*Instruction*: Name each person the mailing list thread about grep identifies as the writer of a message, listing each name once.

**** Extracted text

Any takers?
On Wed, 2020-06-24 at 13:27 +0200, Martijn van Duren wrote:
> Moving to tech@
>
> On Tue, 2020-06-23 at 22:17 -0900, Philip Guenther wrote:
> > Nope. This is a grep of a single file, so procfile() must be overflowing
> > and this only 'fixes' it by relying on signed overflow, which is undefined
> > behavior, being handled in a particular way by the compiler. So, luck
> > (which fails when the compiler decides to hate you). There are more places
> > that need to change for the reported problem to be handled safely.
> >
> > Philip Guenther
>
> I'm not sure I understand exactly what you mean, but the overflow can
> still propagate through to the return value. Since everything propagated
> up from procfile is only eventually used to determine the exit value we
> can start treating it as a boolean.
>
> I gave a quick glance at freebsd and they also treat it as a boolean,
> but more explicitly. They however don't appear have overflow detection.
>
> Is this better?
>
> martijn@
> >
> > On Tue, Jun 23, 2020 at 9:58 PM Martijn van Duren <
> > open...@list.imperialat.at> wrote:
> >
> > > This seems to fix the issue for me.
> > >
> > > OK?
> > >
> > > martijn@
> > >
> > > On Tue, 2020-06-23 at 19:29 -0700, Jordan Geoghegan wrote:
> > > > Hello,
> > > >
> > > > I was working on a couple POSIX regular expressions to search for and
> > > > validate IPv4 and IPv6 addresses with optional CIDR blocks, and
> > > > encountered some strange behaviour from the base system grep.

********
**** Data records

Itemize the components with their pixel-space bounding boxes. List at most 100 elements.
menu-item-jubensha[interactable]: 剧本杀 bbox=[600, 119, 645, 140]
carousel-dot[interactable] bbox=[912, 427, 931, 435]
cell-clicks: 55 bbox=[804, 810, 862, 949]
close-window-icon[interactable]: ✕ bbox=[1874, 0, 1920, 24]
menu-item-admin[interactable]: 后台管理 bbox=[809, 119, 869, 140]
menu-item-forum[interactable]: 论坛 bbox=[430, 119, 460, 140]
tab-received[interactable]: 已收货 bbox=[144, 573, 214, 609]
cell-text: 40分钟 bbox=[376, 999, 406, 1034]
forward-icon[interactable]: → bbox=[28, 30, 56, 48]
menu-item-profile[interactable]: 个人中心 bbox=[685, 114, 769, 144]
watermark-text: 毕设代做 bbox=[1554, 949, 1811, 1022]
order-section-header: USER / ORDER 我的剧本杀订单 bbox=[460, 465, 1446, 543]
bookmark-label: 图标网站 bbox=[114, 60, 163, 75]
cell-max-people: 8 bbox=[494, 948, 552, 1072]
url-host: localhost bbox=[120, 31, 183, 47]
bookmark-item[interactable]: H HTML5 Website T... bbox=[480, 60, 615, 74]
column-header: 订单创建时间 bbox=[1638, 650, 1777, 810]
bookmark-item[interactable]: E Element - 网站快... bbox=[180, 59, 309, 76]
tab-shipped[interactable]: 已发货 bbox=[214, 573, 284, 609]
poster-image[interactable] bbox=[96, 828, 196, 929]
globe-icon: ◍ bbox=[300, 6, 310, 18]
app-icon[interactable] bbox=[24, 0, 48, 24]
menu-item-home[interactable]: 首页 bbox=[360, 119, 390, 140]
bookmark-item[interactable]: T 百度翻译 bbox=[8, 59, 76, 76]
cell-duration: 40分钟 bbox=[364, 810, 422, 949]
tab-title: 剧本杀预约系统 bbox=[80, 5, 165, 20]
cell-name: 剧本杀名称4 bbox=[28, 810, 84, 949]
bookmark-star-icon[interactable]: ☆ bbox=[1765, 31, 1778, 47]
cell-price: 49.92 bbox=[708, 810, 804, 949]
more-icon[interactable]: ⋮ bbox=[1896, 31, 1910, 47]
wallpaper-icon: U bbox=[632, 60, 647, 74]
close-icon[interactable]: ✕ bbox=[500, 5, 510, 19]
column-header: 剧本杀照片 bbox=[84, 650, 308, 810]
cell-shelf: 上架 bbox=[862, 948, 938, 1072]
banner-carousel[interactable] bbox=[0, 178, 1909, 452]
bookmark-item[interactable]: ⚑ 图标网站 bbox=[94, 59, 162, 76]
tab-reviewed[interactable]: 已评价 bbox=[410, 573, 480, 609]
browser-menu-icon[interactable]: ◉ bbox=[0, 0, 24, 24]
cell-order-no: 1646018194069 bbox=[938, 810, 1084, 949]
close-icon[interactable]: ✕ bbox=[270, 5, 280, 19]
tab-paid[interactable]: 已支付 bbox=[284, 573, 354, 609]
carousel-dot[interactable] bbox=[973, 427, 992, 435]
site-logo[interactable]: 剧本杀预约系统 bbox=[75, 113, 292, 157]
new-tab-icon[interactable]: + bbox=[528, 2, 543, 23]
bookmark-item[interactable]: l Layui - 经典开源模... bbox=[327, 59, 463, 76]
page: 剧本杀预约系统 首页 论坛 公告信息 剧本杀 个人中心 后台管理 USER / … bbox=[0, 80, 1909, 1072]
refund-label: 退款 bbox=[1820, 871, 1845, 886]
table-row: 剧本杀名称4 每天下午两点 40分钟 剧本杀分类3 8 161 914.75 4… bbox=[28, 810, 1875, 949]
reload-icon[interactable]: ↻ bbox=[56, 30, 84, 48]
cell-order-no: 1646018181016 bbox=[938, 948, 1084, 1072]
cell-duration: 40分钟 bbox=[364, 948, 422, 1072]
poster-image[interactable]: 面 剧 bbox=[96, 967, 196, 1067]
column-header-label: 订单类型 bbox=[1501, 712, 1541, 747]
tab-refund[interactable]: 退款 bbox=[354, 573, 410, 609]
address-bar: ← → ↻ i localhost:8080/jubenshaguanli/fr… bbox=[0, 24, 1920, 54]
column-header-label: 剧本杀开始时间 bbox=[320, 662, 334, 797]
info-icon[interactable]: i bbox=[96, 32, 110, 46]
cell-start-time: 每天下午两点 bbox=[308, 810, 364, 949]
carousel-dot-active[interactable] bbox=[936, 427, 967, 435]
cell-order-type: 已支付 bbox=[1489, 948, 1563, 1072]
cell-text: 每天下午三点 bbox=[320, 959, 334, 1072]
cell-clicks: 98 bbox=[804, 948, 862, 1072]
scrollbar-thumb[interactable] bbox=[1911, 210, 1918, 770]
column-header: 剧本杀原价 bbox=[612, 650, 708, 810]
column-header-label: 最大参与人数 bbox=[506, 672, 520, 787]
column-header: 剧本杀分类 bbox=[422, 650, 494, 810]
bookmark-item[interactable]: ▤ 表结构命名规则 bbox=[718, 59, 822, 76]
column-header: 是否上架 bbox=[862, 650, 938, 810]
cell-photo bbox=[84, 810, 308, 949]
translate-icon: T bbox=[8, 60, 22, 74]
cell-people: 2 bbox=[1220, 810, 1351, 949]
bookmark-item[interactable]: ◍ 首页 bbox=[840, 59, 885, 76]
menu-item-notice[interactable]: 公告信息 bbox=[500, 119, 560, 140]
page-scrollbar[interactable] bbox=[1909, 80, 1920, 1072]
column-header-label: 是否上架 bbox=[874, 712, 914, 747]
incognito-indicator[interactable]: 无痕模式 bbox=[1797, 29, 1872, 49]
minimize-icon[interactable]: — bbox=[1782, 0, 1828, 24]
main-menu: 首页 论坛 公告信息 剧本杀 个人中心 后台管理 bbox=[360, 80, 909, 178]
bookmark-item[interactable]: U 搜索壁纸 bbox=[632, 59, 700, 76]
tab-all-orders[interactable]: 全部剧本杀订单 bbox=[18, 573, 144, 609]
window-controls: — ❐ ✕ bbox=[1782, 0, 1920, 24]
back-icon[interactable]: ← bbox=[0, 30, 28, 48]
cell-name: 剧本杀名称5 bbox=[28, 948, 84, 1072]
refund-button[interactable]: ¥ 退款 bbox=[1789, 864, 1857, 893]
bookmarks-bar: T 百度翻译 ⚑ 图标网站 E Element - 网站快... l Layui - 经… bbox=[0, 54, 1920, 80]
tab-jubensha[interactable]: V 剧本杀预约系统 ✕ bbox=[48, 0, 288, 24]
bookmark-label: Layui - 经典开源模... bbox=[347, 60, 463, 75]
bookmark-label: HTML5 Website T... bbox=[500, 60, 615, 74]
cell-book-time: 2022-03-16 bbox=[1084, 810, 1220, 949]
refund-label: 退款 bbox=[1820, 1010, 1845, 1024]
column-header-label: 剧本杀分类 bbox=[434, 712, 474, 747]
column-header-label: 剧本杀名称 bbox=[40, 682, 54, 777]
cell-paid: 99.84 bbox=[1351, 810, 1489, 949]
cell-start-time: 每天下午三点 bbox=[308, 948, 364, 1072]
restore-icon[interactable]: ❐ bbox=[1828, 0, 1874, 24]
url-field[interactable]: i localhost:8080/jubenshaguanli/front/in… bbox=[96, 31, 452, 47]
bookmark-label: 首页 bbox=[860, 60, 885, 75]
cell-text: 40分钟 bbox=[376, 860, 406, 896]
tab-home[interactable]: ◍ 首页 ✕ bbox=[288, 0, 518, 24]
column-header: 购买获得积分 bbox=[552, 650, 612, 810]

********

*The output*:
Martijn van Duren
Philip Guenther
Jordan Geoghegan